SET TASK:
Going through the material below, please gather all lines with the word "Stadium" in them.

---------- SUPPLIED MATERIAL

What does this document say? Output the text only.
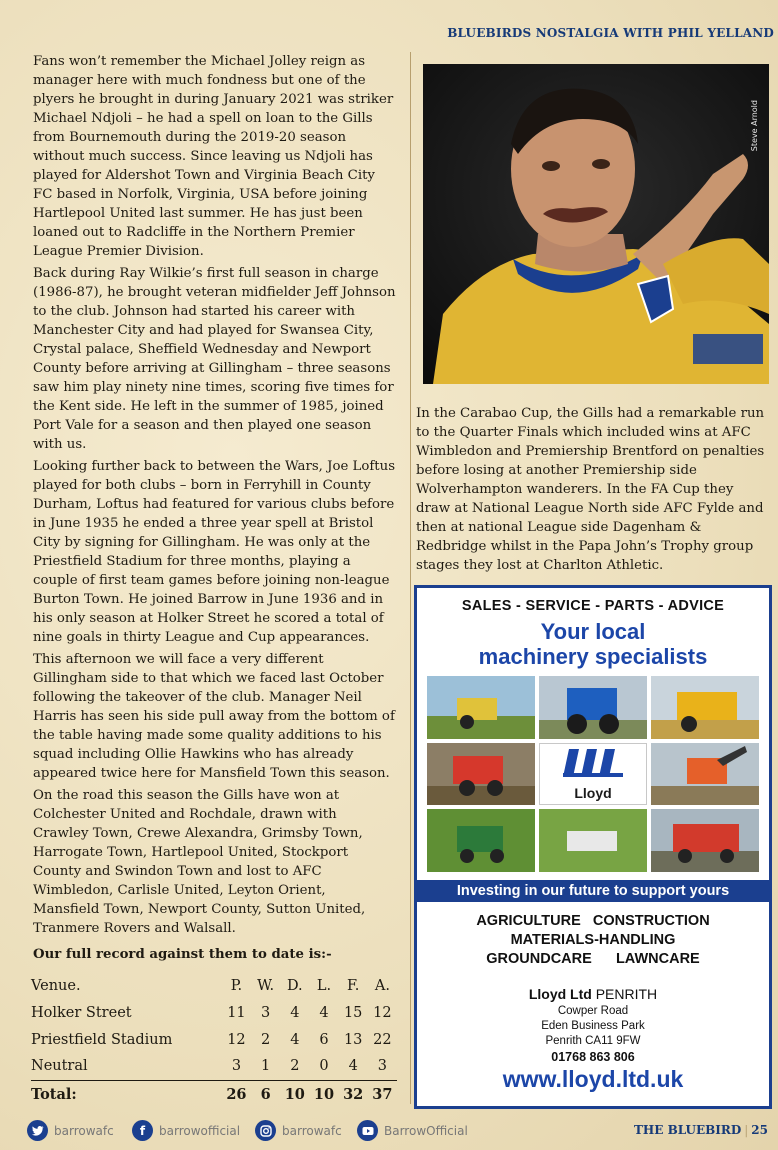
BLUEBIRDS NOSTALGIA WITH PHIL YELLAND

Fans won’t remember the Michael Jolley reign as manager here with much fondness but one of the plyers he brought in during January 2021 was striker Michael Ndjoli – he had a spell on loan to the Gills from Bournemouth during the 2019-20 season without much success. Since leaving us Ndjoli has played for Aldershot Town and Virginia Beach City FC based in Norfolk, Virginia, USA before joining Hartlepool United last summer. He has just been loaned out to Radcliffe in the Northern Premier League Premier Division.

Back during Ray Wilkie’s first full season in charge (1986-87), he brought veteran midfielder Jeff Johnson to the club. Johnson had started his career with Manchester City and had played for Swansea City, Crystal palace, Sheffield Wednesday and Newport County before arriving at Gillingham – three seasons saw him play ninety nine times, scoring five times for the Kent side. He left in the summer of 1985, joined Port Vale for a season and then played one season with us.

Looking further back to between the Wars, Joe Loftus played for both clubs – born in Ferryhill in County Durham, Loftus had featured for various clubs before in June 1935 he ended a three year spell at Bristol City by signing for Gillingham. He was only at the Priestfield Stadium for three months, playing a couple of first team games before joining non-league Burton Town. He joined Barrow in June 1936 and in his only season at Holker Street he scored a total of nine goals in thirty League and Cup appearances.

This afternoon we will face a very different Gillingham side to that which we faced last October following the takeover of the club. Manager Neil Harris has seen his side pull away from the bottom of the table having made some quality additions to his squad including Ollie Hawkins who has already appeared twice here for Mansfield Town this season.

On the road this season the Gills have won at Colchester United and Rochdale, drawn with Crawley Town, Crewe Alexandra, Grimsby Town, Harrogate Town, Hartlepool United, Stockport County and Swindon Town and lost to AFC Wimbledon, Carlisle United, Leyton Orient, Mansfield Town, Newport County, Sutton United, Tranmere Rovers and Walsall.

Steve Arnold
In the Carabao Cup, the Gills had a remarkable run to the Quarter Finals which included wins at AFC Wimbledon and Premiership Brentford on penalties before losing at another Premiership side Wolverhampton wanderers. In the FA Cup they draw at National League North side AFC Fylde and then at national League side Dagenham & Redbridge whilst in the Papa John’s Trophy group stages they lost at Charlton Athletic.
SALES - SERVICE - PARTS - ADVICE
Your local
machinery specialists
Lloyd
Investing in our future to support yours
AGRICULTURE   CONSTRUCTION
MATERIALS-HANDLING
GROUNDCARE      LAWNCARE
Lloyd Ltd PENRITH
Cowper Road
Eden Business Park
Penrith CA11 9FW
01768 863 806
www.lloyd.ltd.uk
Our full record against them to date is:-
Venue.	P.	W.	D.	L.	F.	A.
Holker Street	11	3	4	4	15	12
Priestfield Stadium	12	2	4	6	13	22
Neutral	3	1	2	0	4	3
Total:	26	6	10	10	32	37
barrowafc	f	barrowofficial	barrowafc	BarrowOfficial	THE BLUEBIRD | 25
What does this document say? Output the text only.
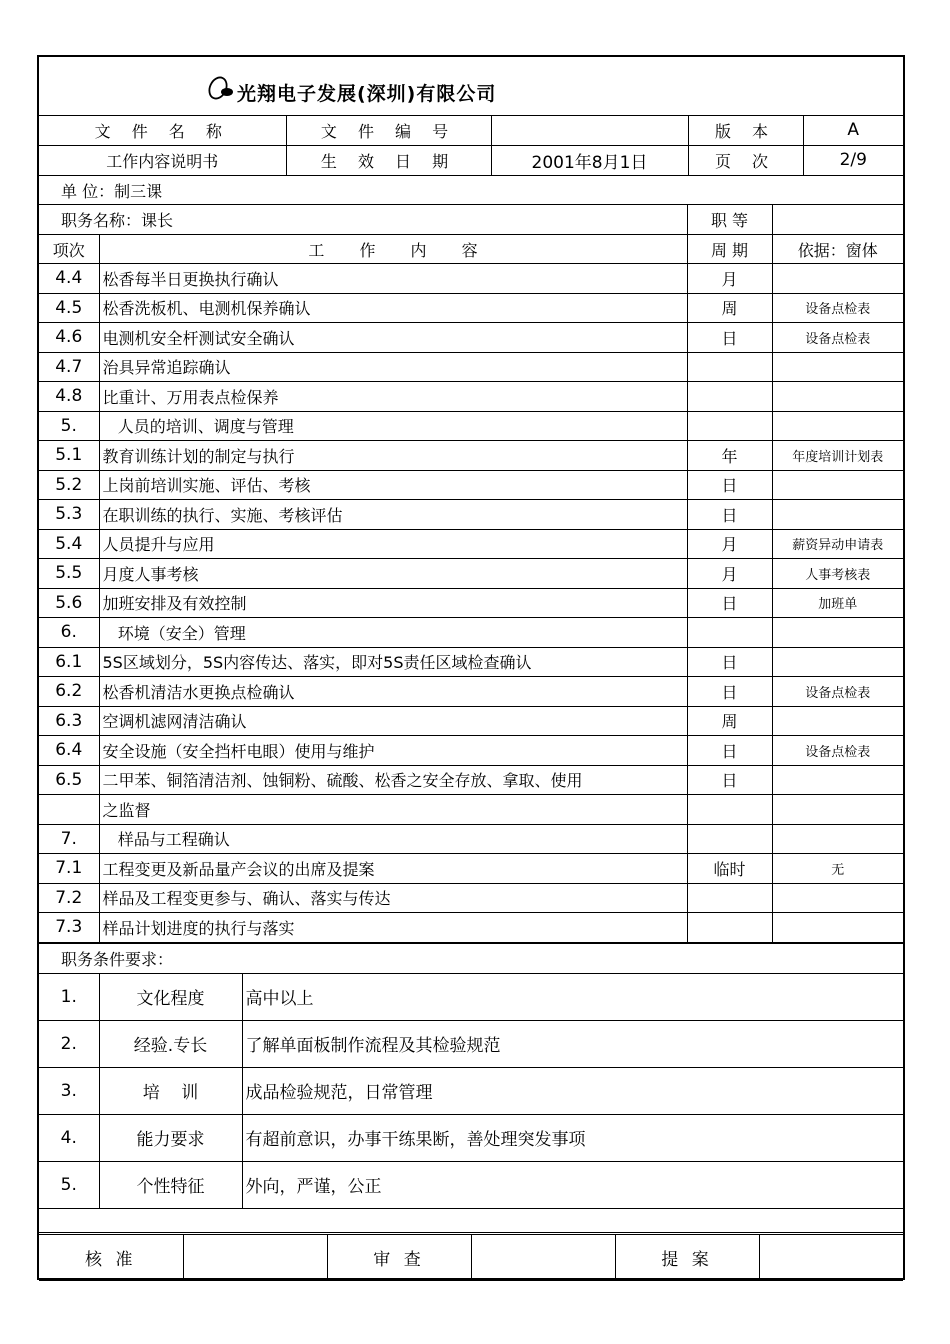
光翔电子发展(深圳)有限公司
文 件 名 称	文 件 编 号		版 本	A
工作内容说明书	生 效 日 期	2001年8月1日	页 次	2/9
单 位：制三课			
职务名称：课长		职 等	
项次	工 作 内 容	周 期	依据：窗体
4.4	松香每半日更换执行确认	月	
4.5	松香洗板机、电测机保养确认	周	设备点检表
4.6	电测机安全杆测试安全确认	日	设备点检表
4.7	治具异常追踪确认		
4.8	比重计、万用表点检保养		
5.	人员的培训、调度与管理		
5.1	教育训练计划的制定与执行	年	年度培训计划表
5.2	上岗前培训实施、评估、考核	日	
5.3	在职训练的执行、实施、考核评估	日	
5.4	人员提升与应用	月	薪资异动申请表
5.5	月度人事考核	月	人事考核表
5.6	加班安排及有效控制	日	加班单
6.	环境（安全）管理		
6.1	5S区域划分，5S内容传达、落实，即对5S责任区域检查确认	日	
6.2	松香机清洁水更换点检确认	日	设备点检表
6.3	空调机滤网清洁确认	周	
6.4	安全设施（安全挡杆电眼）使用与维护	日	设备点检表
6.5	二甲苯、铜箔清洁剂、蚀铜粉、硫酸、松香之安全存放、拿取、使用	日	
	之监督		
7.	样品与工程确认		
7.1	工程变更及新品量产会议的出席及提案	临时	无
7.2	样品及工程变更参与、确认、落实与传达		
7.3	样品计划进度的执行与落实		
职务条件要求：		
1.	文化程度	高中以上
2.	经验.专长	了解单面板制作流程及其检验规范
3.	培    训	成品检验规范，日常管理
4.	能力要求	有超前意识，办事干练果断，善处理突发事项
5.	个性特征	外向，严谨，公正

核 准		审 查		提 案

--------------------

COMPLETE ANSWER:
Looking further back to between the Wars, Joe Loftus played for both clubs – born in Ferryhill in County Durham, Loftus had featured for various clubs before in June 1935 he ended a three year spell at Bristol City by signing for Gillingham. He was only at the Priestfield Stadium for three months, playing a couple of first team games before joining non-league Burton Town. He joined Barrow in June 1936 and in his only season at Holker Street he scored a total of nine goals in thirty League and Cup appearances.
Priestfield Stadium	12	2	4	6	13	22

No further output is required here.